-- start of INPUT ROWS --

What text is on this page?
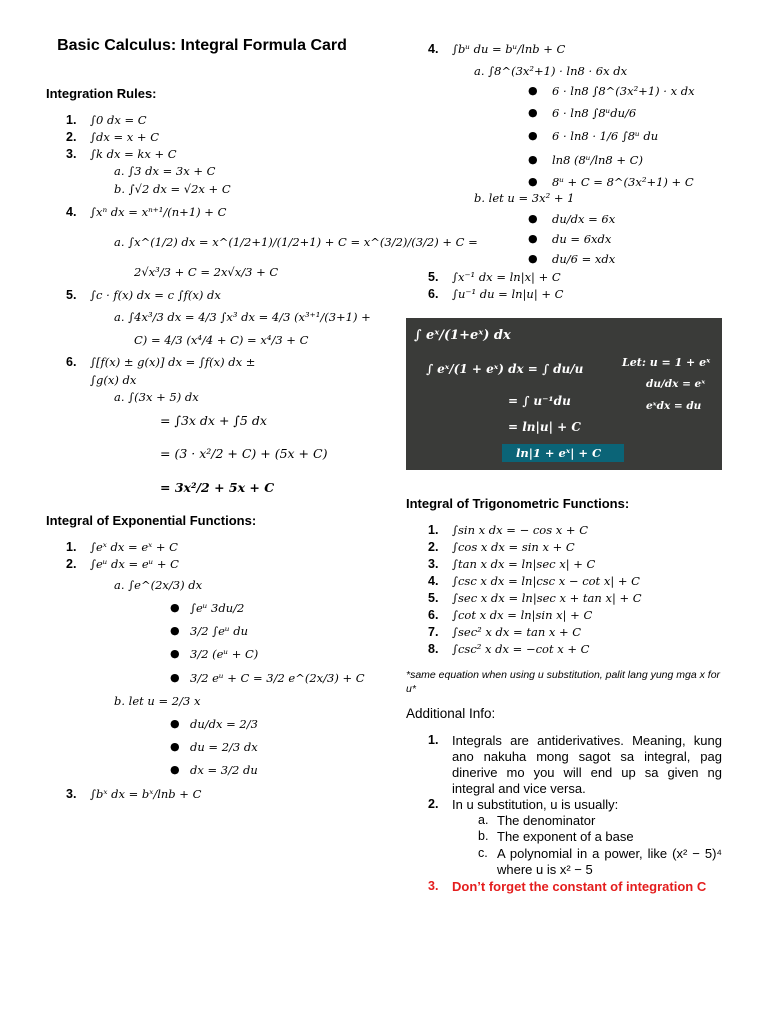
Basic Calculus: Integral Formula Card
Integration Rules:
1. ∫0 dx = C
2. ∫dx = x + C
3. ∫k dx = kx + C
a. ∫3 dx = 3x + C
b. ∫√2 dx = √2x + C
4. ∫xⁿ dx = xⁿ⁺¹/(n+1) + C
a. ∫x^(1/2) dx = x^(1/2+1)/(1/2+1) + C = x^(3/2)/(3/2) + C =
2√x³/3 + C = 2x√x/3 + C
5. ∫c · f(x) dx = c ∫f(x) dx
a. ∫4x³/3 dx = 4/3 ∫x³ dx = 4/3 (x³⁺¹/(3+1) +
C) = 4/3 (x⁴/4 + C) = x⁴/3 + C
6. ∫[f(x) ± g(x)] dx = ∫f(x) dx ±
∫g(x) dx
a. ∫(3x + 5) dx
= ∫3x dx + ∫5 dx
= (3 · x²/2 + C) + (5x + C)
= 3x²/2 + 5x + C
Integral of Exponential Functions:
1. ∫eˣ dx = eˣ + C
2. ∫eᵘ dx = eᵘ + C
a. ∫e^(2x/3) dx
● ∫eᵘ 3du/2
● 3/2 ∫eᵘ du
● 3/2 (eᵘ + C)
● 3/2 eᵘ + C = 3/2 e^(2x/3) + C
b. let u = 2/3 x
● du/dx = 2/3
● du = 2/3 dx
● dx = 3/2 du
3. ∫bˣ dx = bˣ/lnb + C
4. ∫bᵘ du = bᵘ/lnb + C
a. ∫8^(3x²+1) · ln8 · 6x dx
● 6 · ln8 ∫8^(3x²+1) · x dx
● 6 · ln8 ∫8ᵘdu/6
● 6 · ln8 · 1/6 ∫8ᵘ du
● ln8 (8ᵘ/ln8 + C)
● 8ᵘ + C = 8^(3x²+1) + C
b. let u = 3x² + 1
● du/dx = 6x
● du = 6xdx
● du/6 = xdx
5. ∫x⁻¹ dx = ln|x| + C
6. ∫u⁻¹ du = ln|u| + C
∫ eˣ/(1+eˣ) dx
∫ eˣ/(1 + eˣ) dx = ∫ du/u
= ∫ u⁻¹du
= ln|u| + C
ln|1 + eˣ| + C
Let: u = 1 + eˣ
du/dx = eˣ
eˣdx = du
Integral of Trigonometric Functions:
1. ∫sin x dx = − cos x + C
2. ∫cos x dx = sin x + C
3. ∫tan x dx = ln|sec x| + C
4. ∫csc x dx = ln|csc x − cot x| + C
5. ∫sec x dx = ln|sec x + tan x| + C
6. ∫cot x dx = ln|sin x| + C
7. ∫sec² x dx = tan x + C
8. ∫csc² x dx = −cot x + C
*same equation when using u substitution, palit lang yung mga x for u*
Additional Info:
1. Integrals are antiderivatives. Meaning, kung ano nakuha mong sagot sa integral, pag dinerive mo you will end up sa given ng integral and vice versa.
2. In u substitution, u is usually:
a. The denominator
b. The exponent of a base
c. A polynomial in a power, like (x² − 5)⁴ where u is x² − 5
3. Don’t forget the constant of integration C
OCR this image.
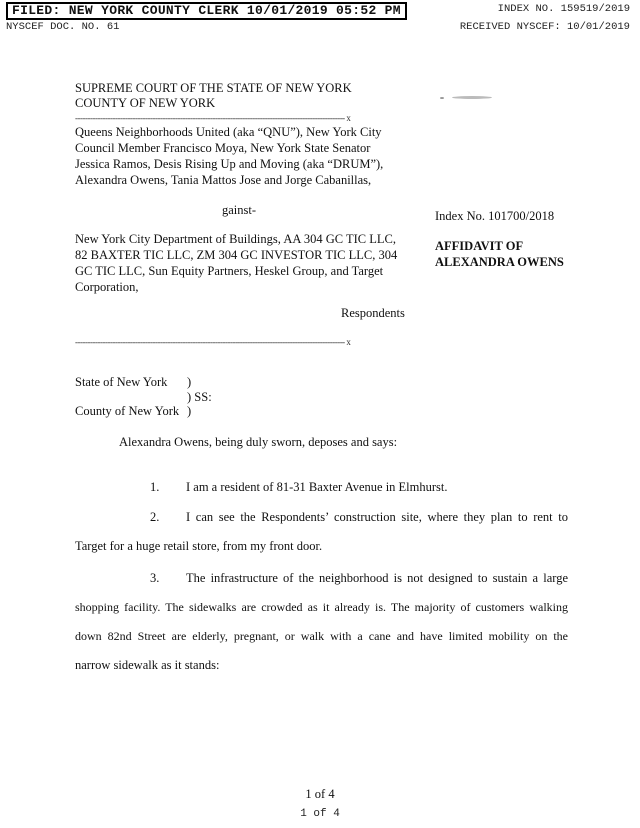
FILED: NEW YORK COUNTY CLERK 10/01/2019 05:52 PM	INDEX NO. 159519/2019
NYSCEF DOC. NO. 61	RECEIVED NYSCEF: 10/01/2019
SUPREME COURT OF THE STATE OF NEW YORK
COUNTY OF NEW YORK
------------------------------------------------------------------------------------------------------------ x
Queens Neighborhoods United (aka “QNU”), New York City
Council Member Francisco Moya, New York State Senator
Jessica Ramos, Desis Rising Up and Moving (aka “DRUM”),
Alexandra Owens, Tania Mattos Jose and Jorge Cabanillas,
gainst-	Index No. 101700/2018
New York City Department of Buildings, AA 304 GC TIC LLC,
82 BAXTER TIC LLC, ZM 304 GC INVESTOR TIC LLC, 304
GC TIC LLC, Sun Equity Partners, Heskel Group, and Target
Corporation,
AFFIDAVIT OF
ALEXANDRA OWENS
Respondents
------------------------------------------------------------------------------------------------------------ x
State of New York )
) SS:
County of New York )
Alexandra Owens, being duly sworn, deposes and says:
1.	I am a resident of 81-31 Baxter Avenue in Elmhurst.
2.	I can see the Respondents’ construction site, where they plan to rent to
Target for a huge retail store, from my front door.
3.	The infrastructure of the neighborhood is not designed to sustain a large
shopping facility. The sidewalks are crowded as it already is. The majority of customers walking
down 82nd Street are elderly, pregnant, or walk with a cane and have limited mobility on the
narrow sidewalk as it stands:
1 of 4
1 of 4
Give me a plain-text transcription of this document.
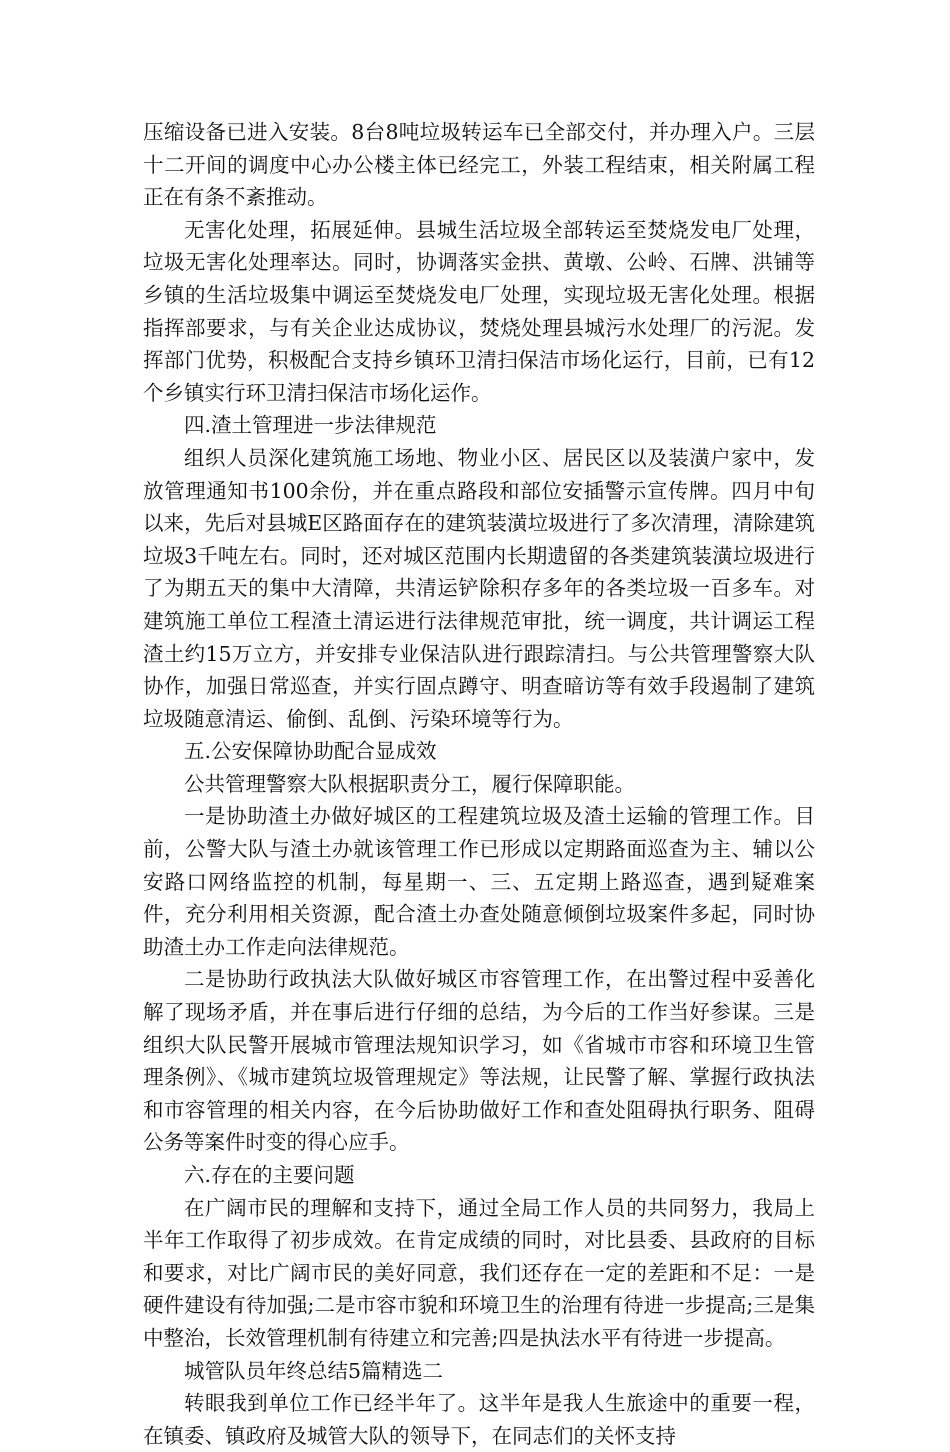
压缩设备已进入安装。8台8吨垃圾转运车已全部交付，并办理入户。三层十二开间的调度中心办公楼主体已经完工，外装工程结束，相关附属工程正在有条不紊推动。

无害化处理，拓展延伸。县城生活垃圾全部转运至焚烧发电厂处理，垃圾无害化处理率达。同时，协调落实金拱、黄墩、公岭、石牌、洪铺等乡镇的生活垃圾集中调运至焚烧发电厂处理，实现垃圾无害化处理。根据指挥部要求，与有关企业达成协议，焚烧处理县城污水处理厂的污泥。发挥部门优势，积极配合支持乡镇环卫清扫保洁市场化运行，目前，已有12个乡镇实行环卫清扫保洁市场化运作。

四.渣土管理进一步法律规范

组织人员深化建筑施工场地、物业小区、居民区以及装潢户家中，发放管理通知书100余份，并在重点路段和部位安插警示宣传牌。四月中旬以来，先后对县城E区路面存在的建筑装潢垃圾进行了多次清理，清除建筑垃圾3千吨左右。同时，还对城区范围内长期遗留的各类建筑装潢垃圾进行了为期五天的集中大清障，共清运铲除积存多年的各类垃圾一百多车。对建筑施工单位工程渣土清运进行法律规范审批，统一调度，共计调运工程渣土约15万立方，并安排专业保洁队进行跟踪清扫。与公共管理警察大队协作，加强日常巡查，并实行固点蹲守、明查暗访等有效手段遏制了建筑垃圾随意清运、偷倒、乱倒、污染环境等行为。

五.公安保障协助配合显成效

公共管理警察大队根据职责分工，履行保障职能。

一是协助渣土办做好城区的工程建筑垃圾及渣土运输的管理工作。目前，公警大队与渣土办就该管理工作已形成以定期路面巡查为主、辅以公安路口网络监控的机制，每星期一、三、五定期上路巡查，遇到疑难案件，充分利用相关资源，配合渣土办查处随意倾倒垃圾案件多起，同时协助渣土办工作走向法律规范。

二是协助行政执法大队做好城区市容管理工作，在出警过程中妥善化解了现场矛盾，并在事后进行仔细的总结，为今后的工作当好参谋。三是组织大队民警开展城市管理法规知识学习，如《省城市市容和环境卫生管理条例》、《城市建筑垃圾管理规定》等法规，让民警了解、掌握行政执法和市容管理的相关内容，在今后协助做好工作和查处阻碍执行职务、阻碍公务等案件时变的得心应手。

六.存在的主要问题

在广阔市民的理解和支持下，通过全局工作人员的共同努力，我局上半年工作取得了初步成效。在肯定成绩的同时，对比县委、县政府的目标和要求，对比广阔市民的美好同意，我们还存在一定的差距和不足：一是硬件建设有待加强;二是市容市貌和环境卫生的治理有待进一步提高;三是集中整治，长效管理机制有待建立和完善;四是执法水平有待进一步提高。

城管队员年终总结5篇精选二

转眼我到单位工作已经半年了。这半年是我人生旅途中的重要一程，在镇委、镇政府及城管大队的领导下，在同志们的关怀支持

-- end of INPUT ROWS --

● DIRECTIONS: Transcribe all entries above exactly. Drop the pictures.

● TASK SOLUTION:
What text is on this page?
Basic Calculus: Integral Formula Card
Integration Rules:
1. ∫0 dx = C
2. ∫dx = x + C
3. ∫k dx = kx + C
a. ∫3 dx = 3x + C
b. ∫√2 dx = √2x + C
4. ∫xⁿ dx = xⁿ⁺¹/(n+1) + C
a. ∫x^(1/2) dx = x^(1/2+1)/(1/2+1) + C = x^(3/2)/(3/2) + C =
2√x³/3 + C = 2x√x/3 + C
5. ∫c · f(x) dx = c ∫f(x) dx
a. ∫4x³/3 dx = 4/3 ∫x³ dx = 4/3 (x³⁺¹/(3+1) +
C) = 4/3 (x⁴/4 + C) = x⁴/3 + C
6. ∫[f(x) ± g(x)] dx = ∫f(x) dx ±
∫g(x) dx
a. ∫(3x + 5) dx
= ∫3x dx + ∫5 dx
= (3 · x²/2 + C) + (5x + C)
= 3x²/2 + 5x + C
Integral of Exponential Functions:
1. ∫eˣ dx = eˣ + C
2. ∫eᵘ dx = eᵘ + C
a. ∫e^(2x/3) dx
● ∫eᵘ 3du/2
● 3/2 ∫eᵘ du
● 3/2 (eᵘ + C)
● 3/2 eᵘ + C = 3/2 e^(2x/3) + C
b. let u = 2/3 x
● du/dx = 2/3
● du = 2/3 dx
● dx = 3/2 du
3. ∫bˣ dx = bˣ/lnb + C
4. ∫bᵘ du = bᵘ/lnb + C
a. ∫8^(3x²+1) · ln8 · 6x dx
● 6 · ln8 ∫8^(3x²+1) · x dx
● 6 · ln8 ∫8ᵘdu/6
● 6 · ln8 · 1/6 ∫8ᵘ du
● ln8 (8ᵘ/ln8 + C)
● 8ᵘ + C = 8^(3x²+1) + C
b. let u = 3x² + 1
● du/dx = 6x
● du = 6xdx
● du/6 = xdx
5. ∫x⁻¹ dx = ln|x| + C
6. ∫u⁻¹ du = ln|u| + C
∫ eˣ/(1+eˣ) dx
∫ eˣ/(1 + eˣ) dx = ∫ du/u
= ∫ u⁻¹du
= ln|u| + C
ln|1 + eˣ| + C
Let: u = 1 + eˣ
du/dx = eˣ
eˣdx = du
Integral of Trigonometric Functions:
1. ∫sin x dx = − cos x + C
2. ∫cos x dx = sin x + C
3. ∫tan x dx = ln|sec x| + C
4. ∫csc x dx = ln|csc x − cot x| + C
5. ∫sec x dx = ln|sec x + tan x| + C
6. ∫cot x dx = ln|sin x| + C
7. ∫sec² x dx = tan x + C
8. ∫csc² x dx = −cot x + C
*same equation when using u substitution, palit lang yung mga x for u*
Additional Info:
1. Integrals are antiderivatives. Meaning, kung ano nakuha mong sagot sa integral, pag dinerive mo you will end up sa given ng integral and vice versa.
2. In u substitution, u is usually:
a. The denominator
b. The exponent of a base
c. A polynomial in a power, like (x² − 5)⁴ where u is x² − 5
3. Don’t forget the constant of integration C
OCR this image.
FILED: NEW YORK COUNTY CLERK 10/01/2019 05:52 PM	INDEX NO. 159519/2019
NYSCEF DOC. NO. 61	RECEIVED NYSCEF: 10/01/2019
SUPREME COURT OF THE STATE OF NEW YORK
COUNTY OF NEW YORK
------------------------------------------------------------------------------------------------------------ x
Queens Neighborhoods United (aka “QNU”), New York City
Council Member Francisco Moya, New York State Senator
Jessica Ramos, Desis Rising Up and Moving (aka “DRUM”),
Alexandra Owens, Tania Mattos Jose and Jorge Cabanillas,
gainst-	Index No. 101700/2018
New York City Department of Buildings, AA 304 GC TIC LLC,
82 BAXTER TIC LLC, ZM 304 GC INVESTOR TIC LLC, 304
GC TIC LLC, Sun Equity Partners, Heskel Group, and Target
Corporation,
AFFIDAVIT OF
ALEXANDRA OWENS
Respondents
------------------------------------------------------------------------------------------------------------ x
State of New York )
) SS:
County of New York )
Alexandra Owens, being duly sworn, deposes and says:
1.	I am a resident of 81-31 Baxter Avenue in Elmhurst.
2.	I can see the Respondents’ construction site, where they plan to rent to
Target for a huge retail store, from my front door.
3.	The infrastructure of the neighborhood is not designed to sustain a large
shopping facility. The sidewalks are crowded as it already is. The majority of customers walking
down 82nd Street are elderly, pregnant, or walk with a cane and have limited mobility on the
narrow sidewalk as it stands:
1 of 4
1 of 4
Give me a plain-text transcription of this document.
压缩设备已进入安装。8台8吨垃圾转运车已全部交付，并办理入户。三层十二开间的调度中心办公楼主体已经完工，外装工程结束，相关附属工程正在有条不紊推动。

无害化处理，拓展延伸。县城生活垃圾全部转运至焚烧发电厂处理，垃圾无害化处理率达。同时，协调落实金拱、黄墩、公岭、石牌、洪铺等乡镇的生活垃圾集中调运至焚烧发电厂处理，实现垃圾无害化处理。根据指挥部要求，与有关企业达成协议，焚烧处理县城污水处理厂的污泥。发挥部门优势，积极配合支持乡镇环卫清扫保洁市场化运行，目前，已有12个乡镇实行环卫清扫保洁市场化运作。

四.渣土管理进一步法律规范

组织人员深化建筑施工场地、物业小区、居民区以及装潢户家中，发放管理通知书100余份，并在重点路段和部位安插警示宣传牌。四月中旬以来，先后对县城E区路面存在的建筑装潢垃圾进行了多次清理，清除建筑垃圾3千吨左右。同时，还对城区范围内长期遗留的各类建筑装潢垃圾进行了为期五天的集中大清障，共清运铲除积存多年的各类垃圾一百多车。对建筑施工单位工程渣土清运进行法律规范审批，统一调度，共计调运工程渣土约15万立方，并安排专业保洁队进行跟踪清扫。与公共管理警察大队协作，加强日常巡查，并实行固点蹲守、明查暗访等有效手段遏制了建筑垃圾随意清运、偷倒、乱倒、污染环境等行为。

五.公安保障协助配合显成效

公共管理警察大队根据职责分工，履行保障职能。

一是协助渣土办做好城区的工程建筑垃圾及渣土运输的管理工作。目前，公警大队与渣土办就该管理工作已形成以定期路面巡查为主、辅以公安路口网络监控的机制，每星期一、三、五定期上路巡查，遇到疑难案件，充分利用相关资源，配合渣土办查处随意倾倒垃圾案件多起，同时协助渣土办工作走向法律规范。

二是协助行政执法大队做好城区市容管理工作，在出警过程中妥善化解了现场矛盾，并在事后进行仔细的总结，为今后的工作当好参谋。三是组织大队民警开展城市管理法规知识学习，如《省城市市容和环境卫生管理条例》、《城市建筑垃圾管理规定》等法规，让民警了解、掌握行政执法和市容管理的相关内容，在今后协助做好工作和查处阻碍执行职务、阻碍公务等案件时变的得心应手。

六.存在的主要问题

在广阔市民的理解和支持下，通过全局工作人员的共同努力，我局上半年工作取得了初步成效。在肯定成绩的同时，对比县委、县政府的目标和要求，对比广阔市民的美好同意，我们还存在一定的差距和不足：一是硬件建设有待加强;二是市容市貌和环境卫生的治理有待进一步提高;三是集中整治，长效管理机制有待建立和完善;四是执法水平有待进一步提高。

城管队员年终总结5篇精选二

转眼我到单位工作已经半年了。这半年是我人生旅途中的重要一程，在镇委、镇政府及城管大队的领导下，在同志们的关怀支持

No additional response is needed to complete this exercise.